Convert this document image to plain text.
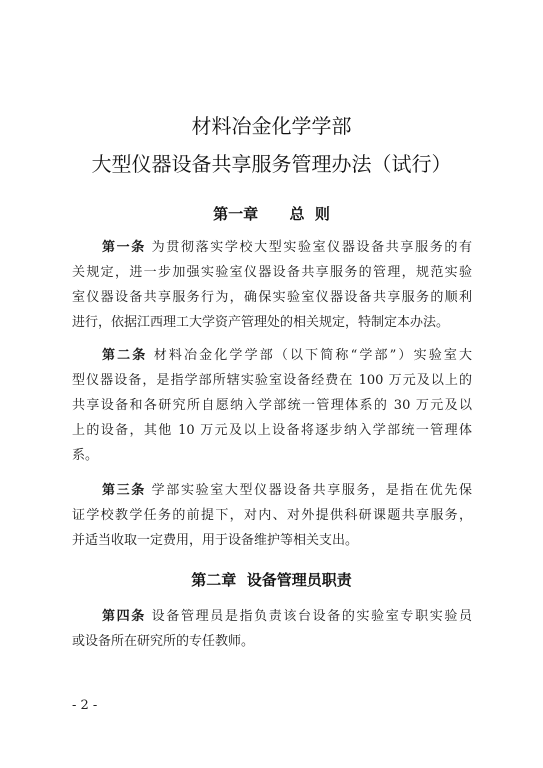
材料冶金化学学部
大型仪器设备共享服务管理办法（试行）
第一章      总  则
第一条 为贯彻落实学校大型实验室仪器设备共享服务的有
关规定，进一步加强实验室仪器设备共享服务的管理，规范实验
室仪器设备共享服务行为，确保实验室仪器设备共享服务的顺利
进行，依据江西理工大学资产管理处的相关规定，特制定本办法。
第二条 材料冶金化学学部（以下简称“学部”）实验室大
型仪器设备，是指学部所辖实验室设备经费在 100 万元及以上的
共享设备和各研究所自愿纳入学部统一管理体系的 30 万元及以
上的设备，其他 10 万元及以上设备将逐步纳入学部统一管理体
系。
第三条 学部实验室大型仪器设备共享服务，是指在优先保
证学校教学任务的前提下，对内、对外提供科研课题共享服务，
并适当收取一定费用，用于设备维护等相关支出。
第二章  设备管理员职责
第四条 设备管理员是指负责该台设备的实验室专职实验员
或设备所在研究所的专任教师。
- 2 -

■ ■ ■ ■ ■ ■ ■

**WHAT THE EXERCISE ASKS:** Excluding the pictures, restate the records above word for word.

**EXPECTED OUTPUT:**
Convert this document image to plain text.
材料冶金化学学部
大型仪器设备共享服务管理办法（试行）
第一章      总  则
第一条 为贯彻落实学校大型实验室仪器设备共享服务的有
关规定，进一步加强实验室仪器设备共享服务的管理，规范实验
室仪器设备共享服务行为，确保实验室仪器设备共享服务的顺利
进行，依据江西理工大学资产管理处的相关规定，特制定本办法。
第二条 材料冶金化学学部（以下简称“学部”）实验室大
型仪器设备，是指学部所辖实验室设备经费在 100 万元及以上的
共享设备和各研究所自愿纳入学部统一管理体系的 30 万元及以
上的设备，其他 10 万元及以上设备将逐步纳入学部统一管理体
系。
第三条 学部实验室大型仪器设备共享服务，是指在优先保
证学校教学任务的前提下，对内、对外提供科研课题共享服务，
并适当收取一定费用，用于设备维护等相关支出。
第二章  设备管理员职责
第四条 设备管理员是指负责该台设备的实验室专职实验员
或设备所在研究所的专任教师。
- 2 -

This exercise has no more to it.